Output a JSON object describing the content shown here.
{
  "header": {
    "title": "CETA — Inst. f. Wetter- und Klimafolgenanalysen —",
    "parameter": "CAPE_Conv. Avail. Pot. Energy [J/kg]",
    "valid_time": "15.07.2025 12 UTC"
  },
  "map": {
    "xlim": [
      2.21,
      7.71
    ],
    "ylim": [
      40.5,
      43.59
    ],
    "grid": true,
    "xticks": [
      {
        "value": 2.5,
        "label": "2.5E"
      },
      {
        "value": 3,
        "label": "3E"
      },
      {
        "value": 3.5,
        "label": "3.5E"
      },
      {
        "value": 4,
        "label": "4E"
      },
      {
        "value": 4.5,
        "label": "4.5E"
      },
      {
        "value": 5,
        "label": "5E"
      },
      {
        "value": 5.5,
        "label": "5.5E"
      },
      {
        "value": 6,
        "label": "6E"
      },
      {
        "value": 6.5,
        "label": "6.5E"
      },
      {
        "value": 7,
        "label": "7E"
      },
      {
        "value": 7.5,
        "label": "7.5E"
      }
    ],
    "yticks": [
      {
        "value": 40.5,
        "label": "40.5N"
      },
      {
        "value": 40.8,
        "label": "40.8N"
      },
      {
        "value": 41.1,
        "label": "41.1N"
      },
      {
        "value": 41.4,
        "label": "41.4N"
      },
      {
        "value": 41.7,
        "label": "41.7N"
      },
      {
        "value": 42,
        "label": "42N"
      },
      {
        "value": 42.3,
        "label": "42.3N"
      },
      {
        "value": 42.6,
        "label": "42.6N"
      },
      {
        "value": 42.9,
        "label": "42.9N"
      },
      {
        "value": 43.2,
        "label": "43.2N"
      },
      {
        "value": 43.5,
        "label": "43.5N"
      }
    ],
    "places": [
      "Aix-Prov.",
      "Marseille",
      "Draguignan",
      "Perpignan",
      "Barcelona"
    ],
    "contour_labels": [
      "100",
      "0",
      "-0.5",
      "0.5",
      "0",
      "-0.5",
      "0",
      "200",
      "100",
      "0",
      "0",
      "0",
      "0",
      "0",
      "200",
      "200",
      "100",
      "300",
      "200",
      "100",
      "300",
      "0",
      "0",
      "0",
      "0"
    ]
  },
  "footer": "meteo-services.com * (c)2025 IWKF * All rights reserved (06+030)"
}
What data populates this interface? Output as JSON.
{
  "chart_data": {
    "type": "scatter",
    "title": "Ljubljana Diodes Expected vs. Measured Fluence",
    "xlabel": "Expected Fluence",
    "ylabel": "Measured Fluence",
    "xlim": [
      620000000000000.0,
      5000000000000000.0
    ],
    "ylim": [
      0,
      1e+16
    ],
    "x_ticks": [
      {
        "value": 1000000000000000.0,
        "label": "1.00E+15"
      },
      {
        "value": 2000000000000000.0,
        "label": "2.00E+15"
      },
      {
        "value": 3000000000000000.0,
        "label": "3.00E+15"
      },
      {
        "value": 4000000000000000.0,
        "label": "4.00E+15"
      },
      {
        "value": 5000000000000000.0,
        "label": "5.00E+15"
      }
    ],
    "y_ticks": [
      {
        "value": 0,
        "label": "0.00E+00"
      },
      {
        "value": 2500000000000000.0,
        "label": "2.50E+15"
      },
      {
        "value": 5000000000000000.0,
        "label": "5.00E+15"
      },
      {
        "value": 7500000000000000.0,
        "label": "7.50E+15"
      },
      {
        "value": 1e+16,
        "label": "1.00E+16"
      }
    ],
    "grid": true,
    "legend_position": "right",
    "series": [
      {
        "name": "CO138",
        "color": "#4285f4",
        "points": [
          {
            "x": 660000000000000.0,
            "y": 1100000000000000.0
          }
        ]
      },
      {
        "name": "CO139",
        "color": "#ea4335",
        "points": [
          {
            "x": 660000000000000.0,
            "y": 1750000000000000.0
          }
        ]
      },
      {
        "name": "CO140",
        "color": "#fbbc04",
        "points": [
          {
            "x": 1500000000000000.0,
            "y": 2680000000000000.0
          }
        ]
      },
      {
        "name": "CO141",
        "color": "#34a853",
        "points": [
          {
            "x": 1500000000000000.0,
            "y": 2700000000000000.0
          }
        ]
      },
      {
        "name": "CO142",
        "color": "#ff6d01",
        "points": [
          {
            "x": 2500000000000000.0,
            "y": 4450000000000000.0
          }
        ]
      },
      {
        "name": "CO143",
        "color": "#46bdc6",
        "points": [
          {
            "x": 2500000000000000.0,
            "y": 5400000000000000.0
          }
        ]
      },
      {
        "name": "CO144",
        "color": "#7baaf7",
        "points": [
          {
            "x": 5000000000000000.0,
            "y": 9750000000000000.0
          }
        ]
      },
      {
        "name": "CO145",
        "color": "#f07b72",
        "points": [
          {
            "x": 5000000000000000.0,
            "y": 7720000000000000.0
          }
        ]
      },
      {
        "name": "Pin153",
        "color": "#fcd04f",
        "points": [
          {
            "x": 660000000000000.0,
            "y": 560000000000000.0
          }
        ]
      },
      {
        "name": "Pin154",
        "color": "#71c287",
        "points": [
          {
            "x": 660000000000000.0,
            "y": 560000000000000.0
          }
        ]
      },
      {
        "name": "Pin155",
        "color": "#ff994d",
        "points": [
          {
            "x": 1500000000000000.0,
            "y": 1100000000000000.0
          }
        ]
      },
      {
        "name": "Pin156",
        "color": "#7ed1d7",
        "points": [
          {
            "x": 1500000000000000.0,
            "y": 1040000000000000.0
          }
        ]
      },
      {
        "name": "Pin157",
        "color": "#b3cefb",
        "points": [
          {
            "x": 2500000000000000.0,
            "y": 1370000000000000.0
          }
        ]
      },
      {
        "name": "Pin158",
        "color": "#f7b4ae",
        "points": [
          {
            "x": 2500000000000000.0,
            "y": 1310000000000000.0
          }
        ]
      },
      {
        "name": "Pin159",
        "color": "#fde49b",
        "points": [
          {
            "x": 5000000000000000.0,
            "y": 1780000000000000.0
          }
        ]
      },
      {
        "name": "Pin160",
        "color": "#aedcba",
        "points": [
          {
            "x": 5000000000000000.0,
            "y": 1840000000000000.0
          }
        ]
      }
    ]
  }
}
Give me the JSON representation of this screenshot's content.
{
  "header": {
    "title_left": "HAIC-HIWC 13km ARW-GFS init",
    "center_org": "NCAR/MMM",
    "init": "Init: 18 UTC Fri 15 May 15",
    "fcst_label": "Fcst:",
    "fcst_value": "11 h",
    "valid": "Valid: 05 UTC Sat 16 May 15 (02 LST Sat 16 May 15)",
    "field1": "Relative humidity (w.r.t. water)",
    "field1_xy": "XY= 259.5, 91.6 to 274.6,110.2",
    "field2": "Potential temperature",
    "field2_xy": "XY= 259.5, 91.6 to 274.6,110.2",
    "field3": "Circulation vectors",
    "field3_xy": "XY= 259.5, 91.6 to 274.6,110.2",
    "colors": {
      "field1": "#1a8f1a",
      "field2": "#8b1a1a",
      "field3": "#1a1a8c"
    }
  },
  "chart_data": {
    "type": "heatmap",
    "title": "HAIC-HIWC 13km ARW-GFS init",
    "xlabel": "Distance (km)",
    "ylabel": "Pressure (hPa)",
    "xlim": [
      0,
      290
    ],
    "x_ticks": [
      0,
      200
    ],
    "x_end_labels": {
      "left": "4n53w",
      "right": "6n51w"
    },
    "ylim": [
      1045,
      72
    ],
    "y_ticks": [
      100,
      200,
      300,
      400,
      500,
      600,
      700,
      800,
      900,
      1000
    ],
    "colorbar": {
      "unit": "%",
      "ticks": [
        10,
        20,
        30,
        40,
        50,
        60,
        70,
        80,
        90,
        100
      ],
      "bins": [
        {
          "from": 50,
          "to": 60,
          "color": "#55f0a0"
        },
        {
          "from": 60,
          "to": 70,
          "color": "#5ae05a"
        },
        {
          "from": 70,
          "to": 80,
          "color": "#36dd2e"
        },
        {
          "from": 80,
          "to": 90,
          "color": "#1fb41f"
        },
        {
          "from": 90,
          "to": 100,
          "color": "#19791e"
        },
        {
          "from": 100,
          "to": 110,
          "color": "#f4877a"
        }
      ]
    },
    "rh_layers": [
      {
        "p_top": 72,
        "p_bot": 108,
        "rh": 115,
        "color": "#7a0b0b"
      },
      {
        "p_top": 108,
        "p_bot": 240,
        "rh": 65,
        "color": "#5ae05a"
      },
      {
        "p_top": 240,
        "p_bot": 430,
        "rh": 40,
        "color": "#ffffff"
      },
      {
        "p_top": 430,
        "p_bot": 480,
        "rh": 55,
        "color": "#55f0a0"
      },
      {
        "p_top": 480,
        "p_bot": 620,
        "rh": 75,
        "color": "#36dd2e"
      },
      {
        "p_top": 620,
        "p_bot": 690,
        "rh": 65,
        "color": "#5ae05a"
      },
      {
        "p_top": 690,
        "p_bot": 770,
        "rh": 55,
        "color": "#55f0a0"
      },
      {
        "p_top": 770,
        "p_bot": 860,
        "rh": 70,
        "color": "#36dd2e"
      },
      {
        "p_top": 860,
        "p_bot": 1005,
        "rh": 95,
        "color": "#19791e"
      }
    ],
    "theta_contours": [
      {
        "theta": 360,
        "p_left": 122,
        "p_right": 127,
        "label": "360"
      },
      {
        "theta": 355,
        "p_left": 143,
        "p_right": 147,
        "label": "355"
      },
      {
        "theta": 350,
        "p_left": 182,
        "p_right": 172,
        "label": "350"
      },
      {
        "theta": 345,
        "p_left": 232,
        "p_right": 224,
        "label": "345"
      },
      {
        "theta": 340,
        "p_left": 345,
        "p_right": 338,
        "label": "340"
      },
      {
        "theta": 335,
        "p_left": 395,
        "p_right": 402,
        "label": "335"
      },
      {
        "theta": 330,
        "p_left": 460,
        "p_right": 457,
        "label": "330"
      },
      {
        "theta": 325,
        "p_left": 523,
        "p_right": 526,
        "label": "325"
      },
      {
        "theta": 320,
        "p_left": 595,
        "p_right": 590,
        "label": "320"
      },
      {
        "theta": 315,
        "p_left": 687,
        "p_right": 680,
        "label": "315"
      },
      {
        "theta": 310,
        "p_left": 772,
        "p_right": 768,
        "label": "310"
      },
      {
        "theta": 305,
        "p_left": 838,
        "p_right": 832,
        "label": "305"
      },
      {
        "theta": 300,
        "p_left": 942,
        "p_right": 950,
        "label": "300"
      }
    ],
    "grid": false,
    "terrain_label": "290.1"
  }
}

* * *

= Objective =
From the data above, work out how many lines hold "xlabel". Answer with the number alone.

= Response below =
2